▸ Description of the task: Rewrite the entries starting with the line containing "section4-title: Choose the" and going on through the line containing "svg-text:Second: Second <box>292", substituting "left-column-cell" for "column-a-cell" and leaving everything else unchanged. Give only those lines.

---

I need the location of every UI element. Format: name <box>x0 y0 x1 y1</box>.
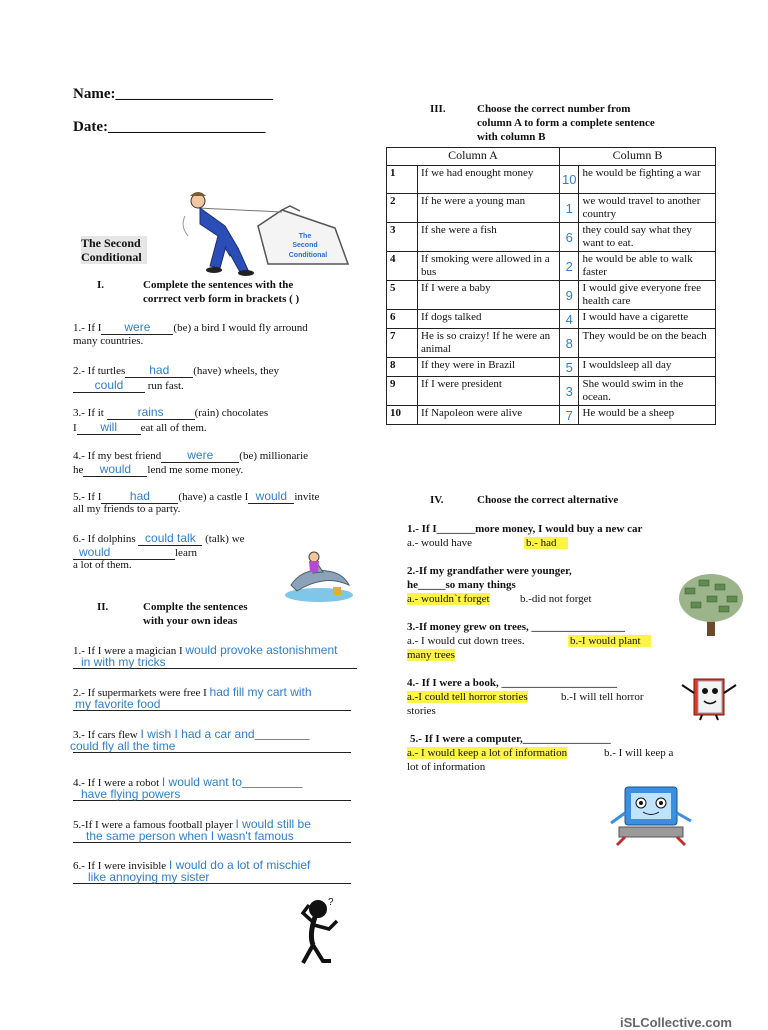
section4-title: Choose the correct alternative <box>477 494 619 506</box>
s4-q5-option-b[interactable]: b.- I will keep a <box>604 747 674 759</box>
section1-title-line2: corrrect verb form in brackets ( ) <box>143 293 300 305</box>
s4-q3-option-b-cont[interactable]: many trees <box>407 649 455 661</box>
match-answer[interactable]: 3 <box>560 377 579 406</box>
column-a-cell: If they were in Brazil <box>418 358 560 377</box>
s4-q3-prompt: 3.-If money grew on trees, _________________ <box>407 621 626 633</box>
s1-item5-answer2[interactable]: would <box>255 489 288 503</box>
row-number: 4 <box>387 252 418 281</box>
table-row <box>387 223 716 252</box>
s2-item3-line1: 3.- If cars flew I wish I had a car and__________ <box>73 727 310 741</box>
s4-q1-prompt: 1.- If I_______more money, I would buy a new car <box>407 523 643 535</box>
book-character-image <box>678 673 740 721</box>
s1-item1-line1: 1.- If I were (be) a bird I would fly arround <box>73 320 308 334</box>
s1-item4-line2: he would lend me some money. <box>73 462 244 476</box>
column-a-cell: If dogs talked <box>418 310 560 329</box>
thinking-figure-image <box>285 895 347 967</box>
table-row <box>387 377 716 406</box>
topic-badge: The Second Conditional <box>81 236 147 264</box>
s1-item3-line1: 3.- If it rains (rain) chocolates <box>73 405 269 419</box>
s1-item5-answer1[interactable]: had <box>129 489 150 503</box>
column-a-cell: He is so craizy! If he were an animal <box>418 329 560 358</box>
s1-item6-line1: 6.- If dolphins could talk (talk) we <box>73 531 245 545</box>
s1-item3-line2: I will eat all of them. <box>73 420 207 434</box>
section3-title-line2: column A to form a complete sentence <box>477 117 655 129</box>
s4-q5-option-a-selected[interactable]: a.- I would keep a lot of information <box>407 747 568 759</box>
s1-item6-line2: would learn <box>73 545 197 560</box>
svg-text:Second: Second <box>292 242 318 249</box>
s4-q1-option-a[interactable]: a.- would have <box>407 537 473 549</box>
column-a-cell: If she were a fish <box>418 223 560 252</box>
s1-item1-line2: many countries. <box>73 335 144 347</box>
s2-item5-line1: 5.-If I were a famous football player I would still be <box>73 817 311 831</box>
column-b-cell: he would be fighting a war <box>579 166 716 194</box>
s2-item6-answer2[interactable]: like annoying my sister <box>88 870 210 884</box>
table-row <box>387 281 716 310</box>
computer-character-image <box>605 783 697 849</box>
s2-item3-line2 <box>70 739 351 753</box>
matching-table <box>386 147 716 425</box>
s1-item4-line1: 4.- If my best friend were (be) millionarie <box>73 448 309 462</box>
s2-item4-line2 <box>73 789 351 801</box>
s1-item3-answer2[interactable]: will <box>100 420 117 434</box>
section3-numeral: III. <box>430 103 446 115</box>
s1-item3-answer1[interactable]: rains <box>137 405 164 419</box>
column-b-cell: they could say what they want to eat. <box>579 223 716 252</box>
s2-item6-answer1[interactable]: I would do a lot of mischief <box>168 858 311 872</box>
s2-item2-line1: 2.- If supermarkets were free I had fill my cart with <box>73 685 312 699</box>
s2-item1-answer2[interactable]: in with my tricks <box>81 655 166 669</box>
column-a-cell: If we had enought money <box>418 166 560 194</box>
row-number: 8 <box>387 358 418 377</box>
match-answer[interactable]: 9 <box>560 281 579 310</box>
svg-text:?: ? <box>328 897 334 908</box>
s1-item2-line2: could run fast. <box>73 378 184 393</box>
section1-numeral: I. <box>97 279 105 291</box>
name-field-label: Name:_____________________ <box>73 86 273 102</box>
svg-text:Conditional: Conditional <box>288 252 328 259</box>
s2-item2-answer2[interactable]: my favorite food <box>75 697 161 711</box>
section1-title-line1: Complete the sentences with the <box>143 279 294 291</box>
column-b-cell: He would be a sheep <box>579 406 716 425</box>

---

▸ Finished exercise:
section4-title: Choose the correct alternative <box>477 494 619 506</box>
s4-q5-option-b[interactable]: b.- I will keep a <box>604 747 674 759</box>
section1-title-line2: corrrect verb form in brackets ( ) <box>143 293 300 305</box>
s4-q3-option-b-cont[interactable]: many trees <box>407 649 455 661</box>
match-answer[interactable]: 3 <box>560 377 579 406</box>
left-column-cell: If they were in Brazil <box>418 358 560 377</box>
s4-q3-prompt: 3.-If money grew on trees, _________________ <box>407 621 626 633</box>
s1-item5-answer2[interactable]: would <box>255 489 288 503</box>
row-number: 4 <box>387 252 418 281</box>
table-row <box>387 223 716 252</box>
s2-item3-line1: 3.- If cars flew I wish I had a car and__________ <box>73 727 310 741</box>
s4-q1-prompt: 1.- If I_______more money, I would buy a new car <box>407 523 643 535</box>
book-character-image <box>678 673 740 721</box>
s1-item1-line1: 1.- If I were (be) a bird I would fly arround <box>73 320 308 334</box>
s1-item4-line2: he would lend me some money. <box>73 462 244 476</box>
left-column-cell: If dogs talked <box>418 310 560 329</box>
thinking-figure-image <box>285 895 347 967</box>
table-row <box>387 377 716 406</box>
topic-badge: The Second Conditional <box>81 236 147 264</box>
s1-item3-line1: 3.- If it rains (rain) chocolates <box>73 405 269 419</box>
s1-item5-answer1[interactable]: had <box>129 489 150 503</box>
left-column-cell: He is so craizy! If he were an animal <box>418 329 560 358</box>
s1-item6-line1: 6.- If dolphins could talk (talk) we <box>73 531 245 545</box>
s1-item3-line2: I will eat all of them. <box>73 420 207 434</box>
section3-title-line2: column A to form a complete sentence <box>477 117 655 129</box>
s4-q5-option-a-selected[interactable]: a.- I would keep a lot of information <box>407 747 568 759</box>
s1-item6-line2: would learn <box>73 545 197 560</box>
svg-text:Second: Second <box>292 242 318 249</box>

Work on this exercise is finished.